WHAT IS EXPECTED >>
Would you retype all of these records exactly?
## start MATERIAL PROVIDED
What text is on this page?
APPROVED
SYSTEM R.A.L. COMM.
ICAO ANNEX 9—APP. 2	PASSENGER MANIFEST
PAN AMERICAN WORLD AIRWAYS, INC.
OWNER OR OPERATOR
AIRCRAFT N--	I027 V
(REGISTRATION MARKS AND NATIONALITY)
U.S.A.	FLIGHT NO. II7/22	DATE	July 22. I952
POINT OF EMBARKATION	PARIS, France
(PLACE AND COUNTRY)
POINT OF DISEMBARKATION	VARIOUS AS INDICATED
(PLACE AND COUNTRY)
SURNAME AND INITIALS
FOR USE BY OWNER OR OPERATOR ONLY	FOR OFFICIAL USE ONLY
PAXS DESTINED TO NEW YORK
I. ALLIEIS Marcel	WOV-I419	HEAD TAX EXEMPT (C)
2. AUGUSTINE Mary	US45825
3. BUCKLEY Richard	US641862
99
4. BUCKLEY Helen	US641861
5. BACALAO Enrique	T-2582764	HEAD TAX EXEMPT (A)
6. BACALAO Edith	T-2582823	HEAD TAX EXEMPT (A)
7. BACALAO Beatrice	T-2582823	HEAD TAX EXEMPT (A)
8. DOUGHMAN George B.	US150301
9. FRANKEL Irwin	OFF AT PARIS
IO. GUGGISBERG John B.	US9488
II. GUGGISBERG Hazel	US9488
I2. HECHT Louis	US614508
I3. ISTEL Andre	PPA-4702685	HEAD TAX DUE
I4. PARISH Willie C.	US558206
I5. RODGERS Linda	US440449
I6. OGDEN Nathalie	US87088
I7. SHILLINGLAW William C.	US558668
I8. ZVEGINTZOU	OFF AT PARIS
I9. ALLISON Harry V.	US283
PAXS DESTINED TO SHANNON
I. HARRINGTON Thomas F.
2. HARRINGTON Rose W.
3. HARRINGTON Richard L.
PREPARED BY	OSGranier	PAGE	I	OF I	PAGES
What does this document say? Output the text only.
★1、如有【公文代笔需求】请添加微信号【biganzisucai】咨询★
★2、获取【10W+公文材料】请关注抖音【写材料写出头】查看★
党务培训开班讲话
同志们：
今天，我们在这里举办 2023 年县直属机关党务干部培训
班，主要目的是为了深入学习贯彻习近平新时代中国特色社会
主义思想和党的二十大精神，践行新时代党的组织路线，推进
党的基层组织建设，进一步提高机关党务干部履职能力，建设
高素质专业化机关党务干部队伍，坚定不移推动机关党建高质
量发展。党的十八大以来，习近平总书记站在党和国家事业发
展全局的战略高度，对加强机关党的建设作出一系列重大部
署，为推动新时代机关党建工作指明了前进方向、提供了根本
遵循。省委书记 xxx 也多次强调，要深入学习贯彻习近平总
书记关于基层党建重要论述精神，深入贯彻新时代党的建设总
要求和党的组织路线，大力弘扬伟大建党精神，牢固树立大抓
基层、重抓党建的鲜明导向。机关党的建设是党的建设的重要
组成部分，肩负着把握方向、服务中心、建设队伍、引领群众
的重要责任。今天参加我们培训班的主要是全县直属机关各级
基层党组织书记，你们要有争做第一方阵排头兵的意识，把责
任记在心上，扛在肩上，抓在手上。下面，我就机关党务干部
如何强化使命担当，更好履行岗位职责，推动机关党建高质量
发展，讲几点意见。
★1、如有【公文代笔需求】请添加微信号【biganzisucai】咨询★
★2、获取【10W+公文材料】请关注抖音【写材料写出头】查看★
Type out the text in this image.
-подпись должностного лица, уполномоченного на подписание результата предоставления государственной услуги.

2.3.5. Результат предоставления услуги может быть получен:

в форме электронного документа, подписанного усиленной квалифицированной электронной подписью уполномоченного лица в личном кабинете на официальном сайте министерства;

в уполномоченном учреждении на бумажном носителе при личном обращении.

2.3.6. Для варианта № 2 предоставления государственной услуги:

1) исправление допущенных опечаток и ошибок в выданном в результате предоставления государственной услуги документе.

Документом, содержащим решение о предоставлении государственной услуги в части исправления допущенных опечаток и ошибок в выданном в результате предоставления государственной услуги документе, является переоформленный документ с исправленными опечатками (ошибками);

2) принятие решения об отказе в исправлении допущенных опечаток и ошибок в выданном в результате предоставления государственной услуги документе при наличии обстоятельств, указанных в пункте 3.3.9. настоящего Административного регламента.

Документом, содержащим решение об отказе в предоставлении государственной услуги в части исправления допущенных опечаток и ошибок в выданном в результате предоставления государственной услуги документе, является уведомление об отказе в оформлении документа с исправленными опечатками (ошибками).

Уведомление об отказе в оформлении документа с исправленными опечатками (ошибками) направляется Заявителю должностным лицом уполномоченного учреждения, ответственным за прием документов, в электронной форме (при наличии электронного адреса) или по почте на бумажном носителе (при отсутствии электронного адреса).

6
## end MATERIAL PROVIDED
WORKED ANSWER >>
What text is on this page?
APPROVED
SYSTEM R.A.L. COMM.
ICAO ANNEX 9—APP. 2	PASSENGER MANIFEST
PAN AMERICAN WORLD AIRWAYS, INC.
OWNER OR OPERATOR
AIRCRAFT N--	I027 V
(REGISTRATION MARKS AND NATIONALITY)
U.S.A.	FLIGHT NO. II7/22	DATE	July 22. I952
POINT OF EMBARKATION	PARIS, France
(PLACE AND COUNTRY)
POINT OF DISEMBARKATION	VARIOUS AS INDICATED
(PLACE AND COUNTRY)
SURNAME AND INITIALS
FOR USE BY OWNER OR OPERATOR ONLY	FOR OFFICIAL USE ONLY
PAXS DESTINED TO NEW YORK
I. ALLIEIS Marcel	WOV-I419	HEAD TAX EXEMPT (C)
2. AUGUSTINE Mary	US45825
3. BUCKLEY Richard	US641862
99
4. BUCKLEY Helen	US641861
5. BACALAO Enrique	T-2582764	HEAD TAX EXEMPT (A)
6. BACALAO Edith	T-2582823	HEAD TAX EXEMPT (A)
7. BACALAO Beatrice	T-2582823	HEAD TAX EXEMPT (A)
8. DOUGHMAN George B.	US150301
9. FRANKEL Irwin	OFF AT PARIS
IO. GUGGISBERG John B.	US9488
II. GUGGISBERG Hazel	US9488
I2. HECHT Louis	US614508
I3. ISTEL Andre	PPA-4702685	HEAD TAX DUE
I4. PARISH Willie C.	US558206
I5. RODGERS Linda	US440449
I6. OGDEN Nathalie	US87088
I7. SHILLINGLAW William C.	US558668
I8. ZVEGINTZOU	OFF AT PARIS
I9. ALLISON Harry V.	US283
PAXS DESTINED TO SHANNON
I. HARRINGTON Thomas F.
2. HARRINGTON Rose W.
3. HARRINGTON Richard L.
PREPARED BY	OSGranier	PAGE	I	OF I	PAGES
What does this document say? Output the text only.
★1、如有【公文代笔需求】请添加微信号【biganzisucai】咨询★
★2、获取【10W+公文材料】请关注抖音【写材料写出头】查看★
党务培训开班讲话
同志们：
今天，我们在这里举办 2023 年县直属机关党务干部培训
班，主要目的是为了深入学习贯彻习近平新时代中国特色社会
主义思想和党的二十大精神，践行新时代党的组织路线，推进
党的基层组织建设，进一步提高机关党务干部履职能力，建设
高素质专业化机关党务干部队伍，坚定不移推动机关党建高质
量发展。党的十八大以来，习近平总书记站在党和国家事业发
展全局的战略高度，对加强机关党的建设作出一系列重大部
署，为推动新时代机关党建工作指明了前进方向、提供了根本
遵循。省委书记 xxx 也多次强调，要深入学习贯彻习近平总
书记关于基层党建重要论述精神，深入贯彻新时代党的建设总
要求和党的组织路线，大力弘扬伟大建党精神，牢固树立大抓
基层、重抓党建的鲜明导向。机关党的建设是党的建设的重要
组成部分，肩负着把握方向、服务中心、建设队伍、引领群众
的重要责任。今天参加我们培训班的主要是全县直属机关各级
基层党组织书记，你们要有争做第一方阵排头兵的意识，把责
任记在心上，扛在肩上，抓在手上。下面，我就机关党务干部
如何强化使命担当，更好履行岗位职责，推动机关党建高质量
发展，讲几点意见。
★1、如有【公文代笔需求】请添加微信号【biganzisucai】咨询★
★2、获取【10W+公文材料】请关注抖音【写材料写出头】查看★
Type out the text in this image.
-подпись должностного лица, уполномоченного на подписание результата предоставления государственной услуги.

2.3.5. Результат предоставления услуги может быть получен:

в форме электронного документа, подписанного усиленной квалифицированной электронной подписью уполномоченного лица в личном кабинете на официальном сайте министерства;

в уполномоченном учреждении на бумажном носителе при личном обращении.

2.3.6. Для варианта № 2 предоставления государственной услуги:

1) исправление допущенных опечаток и ошибок в выданном в результате предоставления государственной услуги документе.

Документом, содержащим решение о предоставлении государственной услуги в части исправления допущенных опечаток и ошибок в выданном в результате предоставления государственной услуги документе, является переоформленный документ с исправленными опечатками (ошибками);

2) принятие решения об отказе в исправлении допущенных опечаток и ошибок в выданном в результате предоставления государственной услуги документе при наличии обстоятельств, указанных в пункте 3.3.9. настоящего Административного регламента.

Документом, содержащим решение об отказе в предоставлении государственной услуги в части исправления допущенных опечаток и ошибок в выданном в результате предоставления государственной услуги документе, является уведомление об отказе в оформлении документа с исправленными опечатками (ошибками).

Уведомление об отказе в оформлении документа с исправленными опечатками (ошибками) направляется Заявителю должностным лицом уполномоченного учреждения, ответственным за прием документов, в электронной форме (при наличии электронного адреса) или по почте на бумажном носителе (при отсутствии электронного адреса).

6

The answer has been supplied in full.